## PROBLEM TO WORK ON
Read through the entries below and return each line with the word "document".
····················
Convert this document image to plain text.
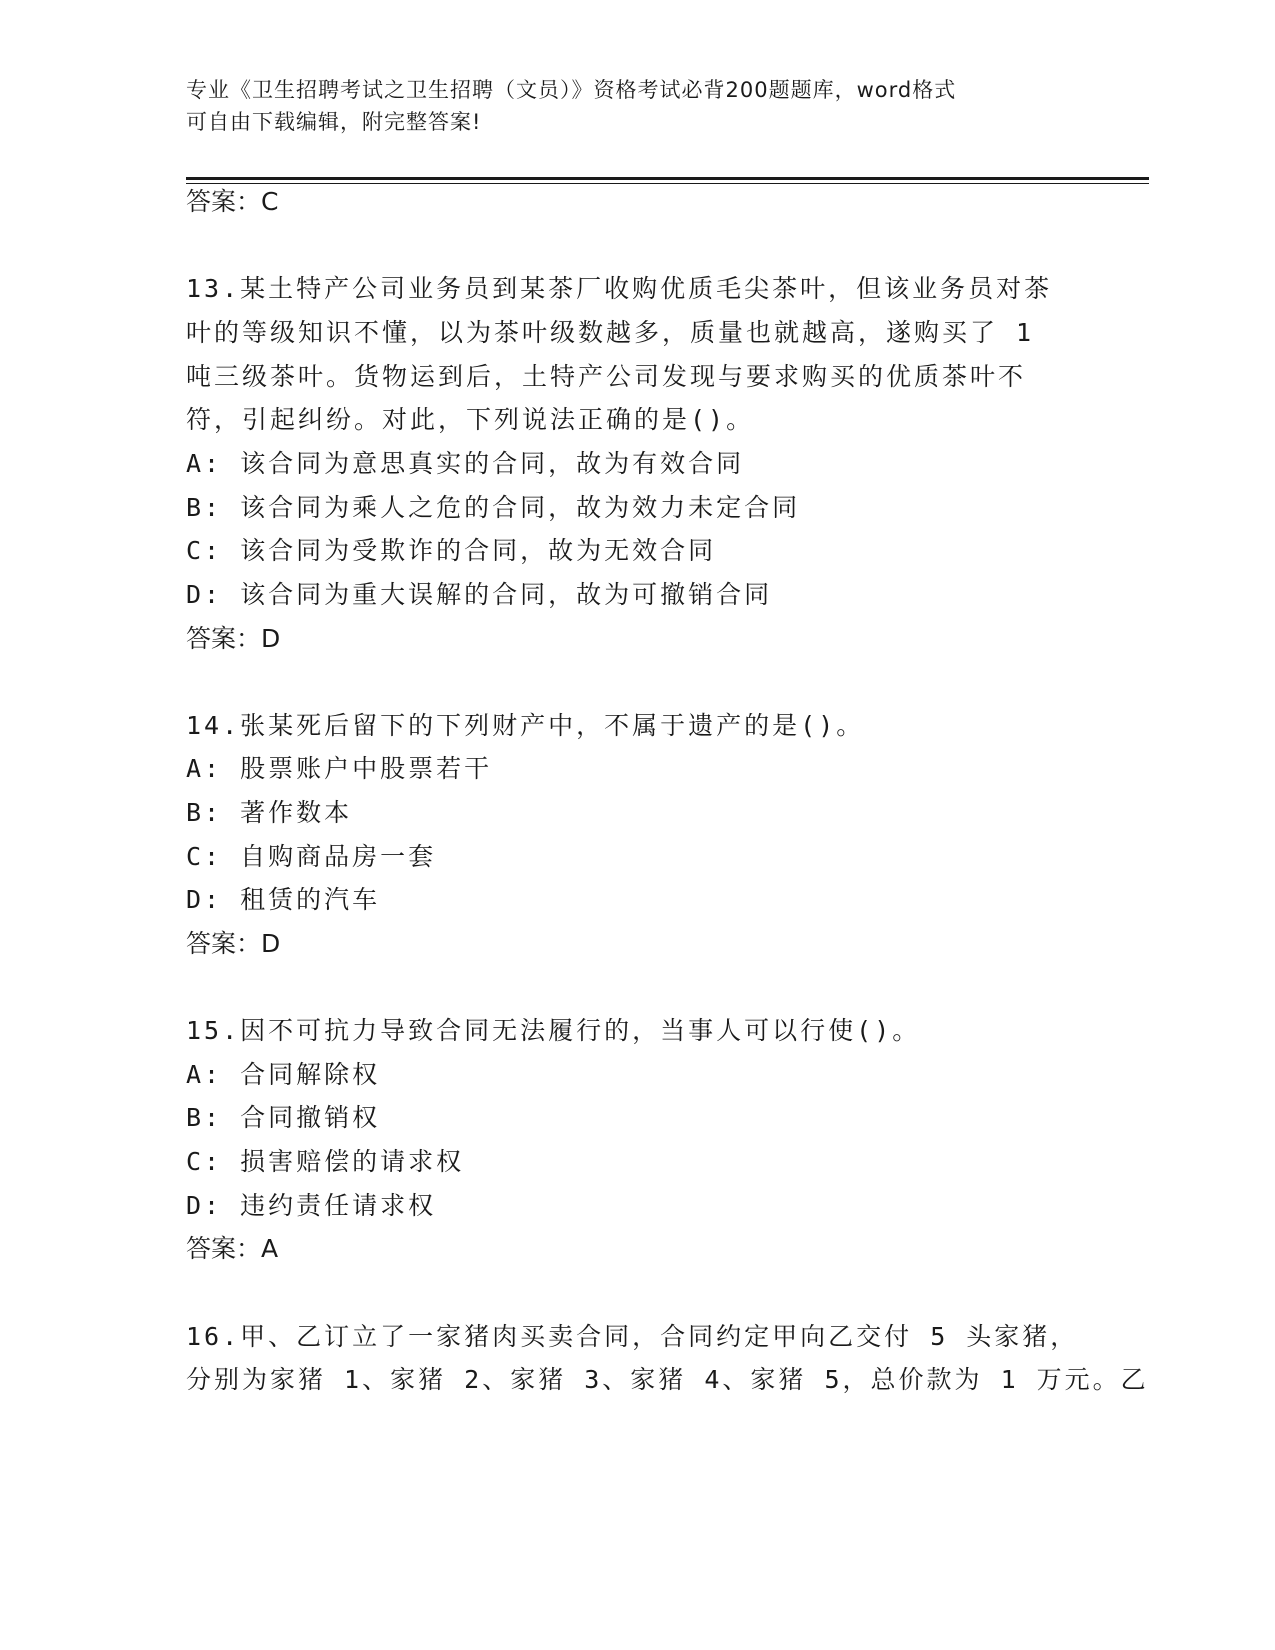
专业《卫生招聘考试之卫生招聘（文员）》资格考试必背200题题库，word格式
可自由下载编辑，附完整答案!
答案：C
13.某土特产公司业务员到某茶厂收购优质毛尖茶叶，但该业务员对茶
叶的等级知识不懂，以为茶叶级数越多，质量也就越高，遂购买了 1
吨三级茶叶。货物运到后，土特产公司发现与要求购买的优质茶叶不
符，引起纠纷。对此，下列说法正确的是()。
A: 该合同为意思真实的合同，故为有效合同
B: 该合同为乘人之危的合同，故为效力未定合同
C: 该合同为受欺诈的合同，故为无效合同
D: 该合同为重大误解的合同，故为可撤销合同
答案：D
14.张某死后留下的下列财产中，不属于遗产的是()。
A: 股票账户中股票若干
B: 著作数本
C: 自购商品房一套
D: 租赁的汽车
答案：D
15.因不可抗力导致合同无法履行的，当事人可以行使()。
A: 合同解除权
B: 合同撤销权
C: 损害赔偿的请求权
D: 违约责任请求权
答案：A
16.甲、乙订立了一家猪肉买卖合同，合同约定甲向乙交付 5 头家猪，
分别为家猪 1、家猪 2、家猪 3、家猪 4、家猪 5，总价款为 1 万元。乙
····················
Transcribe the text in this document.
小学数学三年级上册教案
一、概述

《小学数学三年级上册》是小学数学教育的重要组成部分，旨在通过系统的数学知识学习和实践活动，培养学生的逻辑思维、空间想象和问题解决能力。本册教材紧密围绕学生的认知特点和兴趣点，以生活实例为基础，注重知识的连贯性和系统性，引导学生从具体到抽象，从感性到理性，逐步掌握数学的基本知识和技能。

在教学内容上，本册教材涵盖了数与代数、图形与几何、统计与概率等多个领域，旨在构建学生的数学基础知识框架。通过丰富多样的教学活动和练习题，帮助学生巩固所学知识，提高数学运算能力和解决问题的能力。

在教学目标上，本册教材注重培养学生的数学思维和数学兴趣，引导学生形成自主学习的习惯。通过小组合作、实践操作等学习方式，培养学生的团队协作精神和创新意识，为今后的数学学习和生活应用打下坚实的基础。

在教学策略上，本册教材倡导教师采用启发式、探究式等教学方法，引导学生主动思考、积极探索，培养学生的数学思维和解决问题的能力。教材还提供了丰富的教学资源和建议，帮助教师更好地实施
····················
## OUTPUT OF THE EXERCISE
Convert this document image to plain text.
Transcribe the text in this document.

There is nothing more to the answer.